* **What is expected**
Without the pictures, output the records below word for word.
-- Available data start --
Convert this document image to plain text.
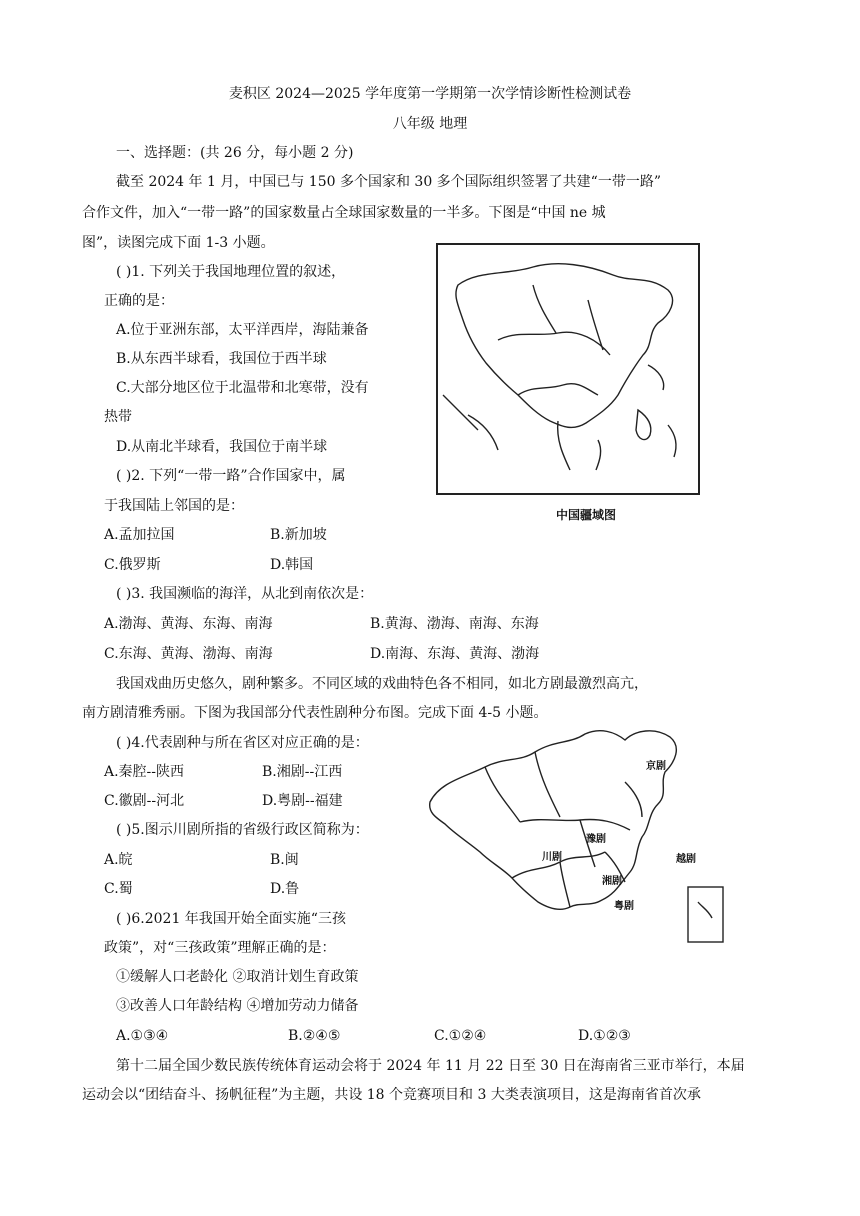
麦积区 2024—2025 学年度第一学期第一次学情诊断性检测试卷
八年级 地理
一、选择题：(共 26 分，每小题 2 分)
截至 2024 年 1 月，中国已与 150 多个国家和 30 多个国际组织签署了共建“一带一路”
合作文件，加入“一带一路”的国家数量占全球国家数量的一半多。下图是“中国 ne 城
图”，读图完成下面 1-3 小题。
中国疆域图
( )1. 下列关于我国地理位置的叙述，
正确的是：
A.位于亚洲东部，太平洋西岸，海陆兼备
B.从东西半球看，我国位于西半球
C.大部分地区位于北温带和北寒带，没有
热带
D.从南北半球看，我国位于南半球
( )2. 下列“一带一路”合作国家中，属
于我国陆上邻国的是：
A.孟加拉国	B.新加坡
C.俄罗斯	D.韩国
( )3. 我国濒临的海洋，从北到南依次是：
A.渤海、黄海、东海、南海	B.黄海、渤海、南海、东海
C.东海、黄海、渤海、南海	D.南海、东海、黄海、渤海
我国戏曲历史悠久，剧种繁多。不同区域的戏曲特色各不相同，如北方剧最激烈高亢，
南方剧清雅秀丽。下图为我国部分代表性剧种分布图。完成下面 4-5 小题。
京剧
川剧
豫剧
越剧
湘剧
粤剧
( )4.代表剧种与所在省区对应正确的是：
A.秦腔--陕西	B.湘剧--江西
C.徽剧--河北	D.粤剧--福建
( )5.图示川剧所指的省级行政区简称为：
A.皖	B.闽
C.蜀	D.鲁
( )6.2021 年我国开始全面实施“三孩
政策”，对“三孩政策”理解正确的是：
①缓解人口老龄化 ②取消计划生育政策
③改善人口年龄结构 ④增加劳动力储备
A.①③④	B.②④⑤	C.①②④	D.①②③
第十二届全国少数民族传统体育运动会将于 2024 年 11 月 22 日至 30 日在海南省三亚市举行，本届
运动会以“团结奋斗、扬帆征程”为主题，共设 18 个竞赛项目和 3 大类表演项目，这是海南省首次承
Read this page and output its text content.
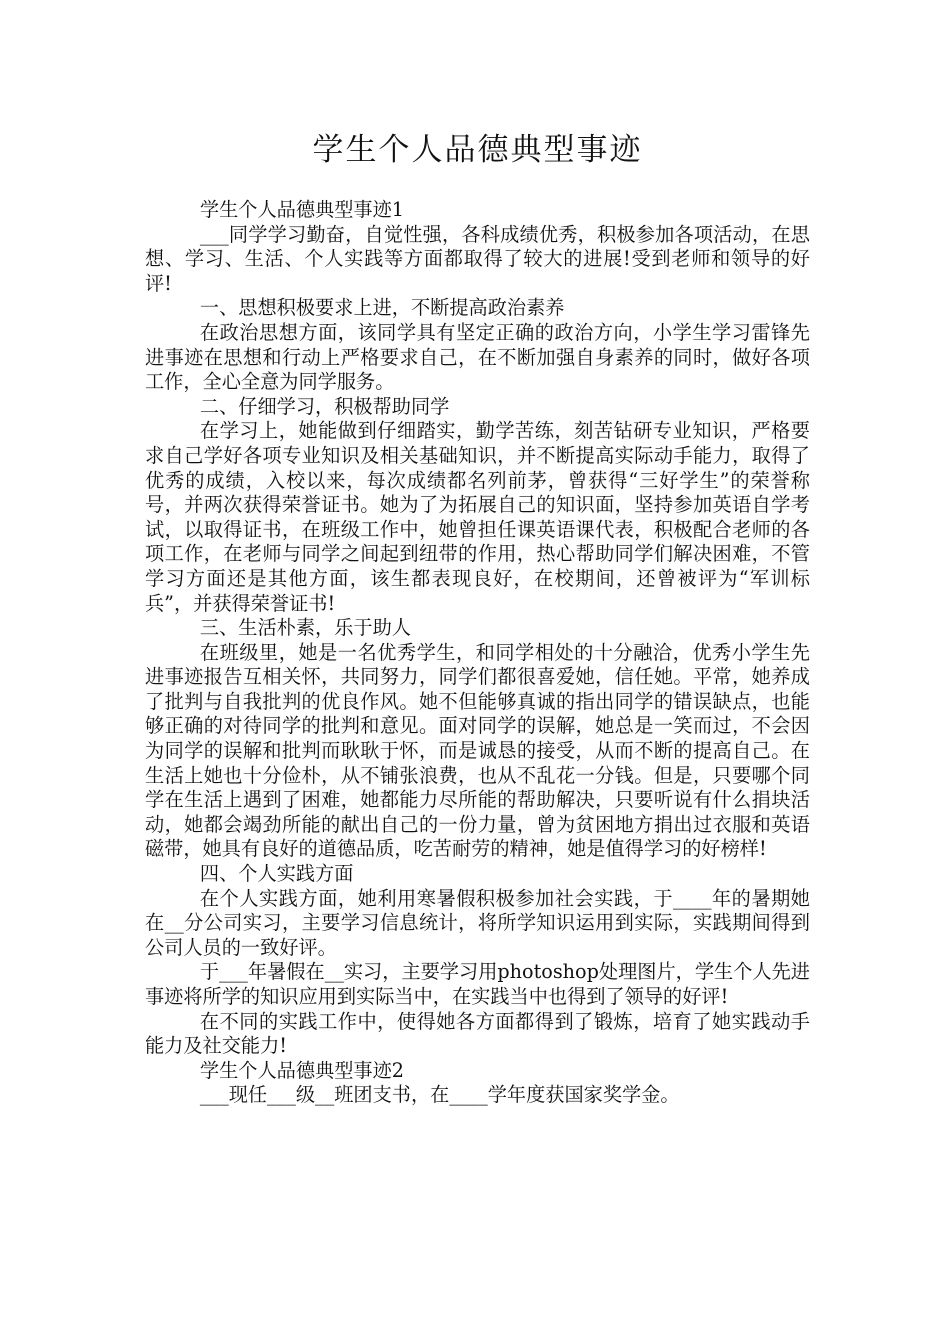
学生个人品德典型事迹

学生个人品德典型事迹1

___同学学习勤奋，自觉性强，各科成绩优秀，积极参加各项活动，在思想、学习、生活、个人实践等方面都取得了较大的进展!受到老师和领导的好评!

一、思想积极要求上进，不断提高政治素养

在政治思想方面，该同学具有坚定正确的政治方向，小学生学习雷锋先进事迹在思想和行动上严格要求自己，在不断加强自身素养的同时，做好各项工作，全心全意为同学服务。

二、仔细学习，积极帮助同学

在学习上，她能做到仔细踏实，勤学苦练，刻苦钻研专业知识，严格要求自己学好各项专业知识及相关基础知识，并不断提高实际动手能力，取得了优秀的成绩，入校以来，每次成绩都名列前茅，曾获得“三好学生”的荣誉称号，并两次获得荣誉证书。她为了为拓展自己的知识面，坚持参加英语自学考试，以取得证书，在班级工作中，她曾担任课英语课代表，积极配合老师的各项工作，在老师与同学之间起到纽带的作用，热心帮助同学们解决困难，不管学习方面还是其他方面，该生都表现良好，在校期间，还曾被评为“军训标兵”，并获得荣誉证书!

三、生活朴素，乐于助人

在班级里，她是一名优秀学生，和同学相处的十分融洽，优秀小学生先进事迹报告互相关怀，共同努力，同学们都很喜爱她，信任她。平常，她养成了批判与自我批判的优良作风。她不但能够真诚的指出同学的错误缺点，也能够正确的对待同学的批判和意见。面对同学的误解，她总是一笑而过，不会因为同学的误解和批判而耿耿于怀，而是诚恳的接受，从而不断的提高自己。在生活上她也十分俭朴，从不铺张浪费，也从不乱花一分钱。但是，只要哪个同学在生活上遇到了困难，她都能力尽所能的帮助解决，只要听说有什么捐块活动，她都会竭劲所能的献出自己的一份力量，曾为贫困地方捐出过衣服和英语磁带，她具有良好的道德品质，吃苦耐劳的精神，她是值得学习的好榜样!

四、个人实践方面

在个人实践方面，她利用寒暑假积极参加社会实践，于____年的暑期她在__分公司实习，主要学习信息统计，将所学知识运用到实际，实践期间得到公司人员的一致好评。

于___年暑假在__实习，主要学习用photoshop处理图片，学生个人先进事迹将所学的知识应用到实际当中，在实践当中也得到了领导的好评!

在不同的实践工作中，使得她各方面都得到了锻炼，培育了她实践动手能力及社交能力!

学生个人品德典型事迹2

___现任___级__班团支书，在____学年度获国家奖学金。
-- Available data end --
* **Solution to this exercise**
Convert this document image to plain text.
麦积区 2024—2025 学年度第一学期第一次学情诊断性检测试卷
八年级 地理
一、选择题：(共 26 分，每小题 2 分)
截至 2024 年 1 月，中国已与 150 多个国家和 30 多个国际组织签署了共建“一带一路”
合作文件，加入“一带一路”的国家数量占全球国家数量的一半多。下图是“中国 ne 城
图”，读图完成下面 1-3 小题。
中国疆域图
( )1. 下列关于我国地理位置的叙述，
正确的是：
A.位于亚洲东部，太平洋西岸，海陆兼备
B.从东西半球看，我国位于西半球
C.大部分地区位于北温带和北寒带，没有
热带
D.从南北半球看，我国位于南半球
( )2. 下列“一带一路”合作国家中，属
于我国陆上邻国的是：
A.孟加拉国	B.新加坡
C.俄罗斯	D.韩国
( )3. 我国濒临的海洋，从北到南依次是：
A.渤海、黄海、东海、南海	B.黄海、渤海、南海、东海
C.东海、黄海、渤海、南海	D.南海、东海、黄海、渤海
我国戏曲历史悠久，剧种繁多。不同区域的戏曲特色各不相同，如北方剧最激烈高亢，
南方剧清雅秀丽。下图为我国部分代表性剧种分布图。完成下面 4-5 小题。
京剧
川剧
豫剧
越剧
湘剧
粤剧
( )4.代表剧种与所在省区对应正确的是：
A.秦腔--陕西	B.湘剧--江西
C.徽剧--河北	D.粤剧--福建
( )5.图示川剧所指的省级行政区简称为：
A.皖	B.闽
C.蜀	D.鲁
( )6.2021 年我国开始全面实施“三孩
政策”，对“三孩政策”理解正确的是：
①缓解人口老龄化 ②取消计划生育政策
③改善人口年龄结构 ④增加劳动力储备
A.①③④	B.②④⑤	C.①②④	D.①②③
第十二届全国少数民族传统体育运动会将于 2024 年 11 月 22 日至 30 日在海南省三亚市举行，本届
运动会以“团结奋斗、扬帆征程”为主题，共设 18 个竞赛项目和 3 大类表演项目，这是海南省首次承
Read this page and output its text content.
学生个人品德典型事迹

学生个人品德典型事迹1

___同学学习勤奋，自觉性强，各科成绩优秀，积极参加各项活动，在思想、学习、生活、个人实践等方面都取得了较大的进展!受到老师和领导的好评!

一、思想积极要求上进，不断提高政治素养

在政治思想方面，该同学具有坚定正确的政治方向，小学生学习雷锋先进事迹在思想和行动上严格要求自己，在不断加强自身素养的同时，做好各项工作，全心全意为同学服务。

二、仔细学习，积极帮助同学

在学习上，她能做到仔细踏实，勤学苦练，刻苦钻研专业知识，严格要求自己学好各项专业知识及相关基础知识，并不断提高实际动手能力，取得了优秀的成绩，入校以来，每次成绩都名列前茅，曾获得“三好学生”的荣誉称号，并两次获得荣誉证书。她为了为拓展自己的知识面，坚持参加英语自学考试，以取得证书，在班级工作中，她曾担任课英语课代表，积极配合老师的各项工作，在老师与同学之间起到纽带的作用，热心帮助同学们解决困难，不管学习方面还是其他方面，该生都表现良好，在校期间，还曾被评为“军训标兵”，并获得荣誉证书!

三、生活朴素，乐于助人

在班级里，她是一名优秀学生，和同学相处的十分融洽，优秀小学生先进事迹报告互相关怀，共同努力，同学们都很喜爱她，信任她。平常，她养成了批判与自我批判的优良作风。她不但能够真诚的指出同学的错误缺点，也能够正确的对待同学的批判和意见。面对同学的误解，她总是一笑而过，不会因为同学的误解和批判而耿耿于怀，而是诚恳的接受，从而不断的提高自己。在生活上她也十分俭朴，从不铺张浪费，也从不乱花一分钱。但是，只要哪个同学在生活上遇到了困难，她都能力尽所能的帮助解决，只要听说有什么捐块活动，她都会竭劲所能的献出自己的一份力量，曾为贫困地方捐出过衣服和英语磁带，她具有良好的道德品质，吃苦耐劳的精神，她是值得学习的好榜样!

四、个人实践方面

在个人实践方面，她利用寒暑假积极参加社会实践，于____年的暑期她在__分公司实习，主要学习信息统计，将所学知识运用到实际，实践期间得到公司人员的一致好评。

于___年暑假在__实习，主要学习用photoshop处理图片，学生个人先进事迹将所学的知识应用到实际当中，在实践当中也得到了领导的好评!

在不同的实践工作中，使得她各方面都得到了锻炼，培育了她实践动手能力及社交能力!

学生个人品德典型事迹2

___现任___级__班团支书，在____学年度获国家奖学金。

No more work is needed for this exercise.